ENUNCIADO 1:
Responda com base no texto do exercício:
(a) Quem demite sumariamente o professor arrojado?
(b) Sob que olhar ocorre essa demissão?
(c) Os dispositivos de participação convocam os estudantes a ser o quê de seus colegas?
ENUNCIADO 2:
Reescreva o trecho do texto do exercício de "O imperceptível e" até "pode ser você?", inclusive, trocando "estudante" por "aluno".

TEXTO DO EXERCÍCIO:
================================
E resta um paradoxo. Na nova escola, enquanto os alunos indisciplinados se ajustam pelo aprendizado do controle de si diante de regras produzidas conjuntamente, é o professor arrojado capaz de instigar revolta e mostrar com seus gestos os limites desta encenação democrática e participativa que se torna insuportável? E nesta hora, não há voz de aluno que sobressaia ao poder do gestor escolar que sumariamente o demite, sob o olhar conivente e aprovador dos pais.
O imperceptível e o estranho aos controles
Cabe a cada estudante entregue a essa variedade de controles e regulações, e disponível aos diversos dispositivos de participação que os convocam a ser o delator e o juiz de seu colega de sala, de seu amigo de intervalo ou de futebol, até mesmo de seu professor, perguntar-se ao que ele está sendo levado a servir. Como suportar tamanha exposição e visibilidade que redundam em violência a esse cara que está ao seu lado? Como se contentar com o desejo maluco de fazer parte do sistema escolar, apontando para um alvo que, no dia seguinte, pode ser você?
================================
DADOS FORNECIDOS:
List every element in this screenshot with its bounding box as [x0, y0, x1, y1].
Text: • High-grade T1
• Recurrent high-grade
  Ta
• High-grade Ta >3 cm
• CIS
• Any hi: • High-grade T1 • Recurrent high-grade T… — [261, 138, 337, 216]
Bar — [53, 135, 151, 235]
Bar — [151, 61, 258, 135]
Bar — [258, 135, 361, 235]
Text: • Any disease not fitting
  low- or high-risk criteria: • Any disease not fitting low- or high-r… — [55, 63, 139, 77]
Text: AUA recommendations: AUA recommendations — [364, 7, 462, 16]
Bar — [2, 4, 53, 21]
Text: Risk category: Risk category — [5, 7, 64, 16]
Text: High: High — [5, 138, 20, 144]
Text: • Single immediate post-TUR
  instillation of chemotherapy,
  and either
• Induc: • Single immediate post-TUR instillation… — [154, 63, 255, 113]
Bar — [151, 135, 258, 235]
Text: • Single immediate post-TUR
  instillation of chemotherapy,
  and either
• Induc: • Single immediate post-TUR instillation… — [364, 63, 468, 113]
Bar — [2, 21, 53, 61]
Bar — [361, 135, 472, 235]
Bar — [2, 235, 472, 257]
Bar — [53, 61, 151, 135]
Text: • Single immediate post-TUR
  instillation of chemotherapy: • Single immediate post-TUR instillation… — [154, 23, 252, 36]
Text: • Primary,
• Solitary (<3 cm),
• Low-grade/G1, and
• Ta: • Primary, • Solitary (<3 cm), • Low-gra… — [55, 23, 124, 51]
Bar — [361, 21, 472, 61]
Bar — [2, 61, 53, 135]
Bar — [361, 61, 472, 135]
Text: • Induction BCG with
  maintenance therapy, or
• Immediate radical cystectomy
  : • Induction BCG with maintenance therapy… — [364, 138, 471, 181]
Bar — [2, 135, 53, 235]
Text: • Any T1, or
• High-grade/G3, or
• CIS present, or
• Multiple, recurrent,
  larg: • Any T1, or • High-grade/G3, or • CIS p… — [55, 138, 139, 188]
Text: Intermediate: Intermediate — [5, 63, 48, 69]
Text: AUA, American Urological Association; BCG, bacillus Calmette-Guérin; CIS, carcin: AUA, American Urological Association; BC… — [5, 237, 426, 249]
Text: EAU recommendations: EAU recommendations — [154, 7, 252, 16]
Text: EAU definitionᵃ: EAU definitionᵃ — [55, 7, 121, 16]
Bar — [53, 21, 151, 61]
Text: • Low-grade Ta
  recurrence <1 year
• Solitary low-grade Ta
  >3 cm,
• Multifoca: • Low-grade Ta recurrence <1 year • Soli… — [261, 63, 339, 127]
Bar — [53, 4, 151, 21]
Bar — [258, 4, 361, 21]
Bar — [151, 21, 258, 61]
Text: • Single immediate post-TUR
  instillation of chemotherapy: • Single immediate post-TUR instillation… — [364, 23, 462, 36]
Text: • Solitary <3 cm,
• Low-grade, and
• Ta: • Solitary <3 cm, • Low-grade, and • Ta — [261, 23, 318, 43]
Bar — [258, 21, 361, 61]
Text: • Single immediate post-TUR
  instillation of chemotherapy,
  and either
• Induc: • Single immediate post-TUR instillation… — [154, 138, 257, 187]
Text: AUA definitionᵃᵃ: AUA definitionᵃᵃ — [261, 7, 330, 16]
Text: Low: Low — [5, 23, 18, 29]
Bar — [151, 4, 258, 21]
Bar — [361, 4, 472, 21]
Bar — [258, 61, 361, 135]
================================
RESPOSTA ESPERADA 1:
(a) O gestor escolar.
(b) Sob o olhar conivente e aprovador dos pais.
(c) O delator e o juiz.

RESPOSTA ESPERADA 2:
O imperceptível e o estranho aos controles
Cabe a cada aluno entregue a essa variedade de controles e regulações, e disponível aos diversos dispositivos de participação que os convocam a ser o delator e o juiz de seu colega de sala, de seu amigo de intervalo ou de futebol, até mesmo de seu professor, perguntar-se ao que ele está sendo levado a servir. Como suportar tamanha exposição e visibilidade que redundam em violência a esse cara que está ao seu lado? Como se contentar com o desejo maluco de fazer parte do sistema escolar, apontando para um alvo que, no dia seguinte, pode ser você?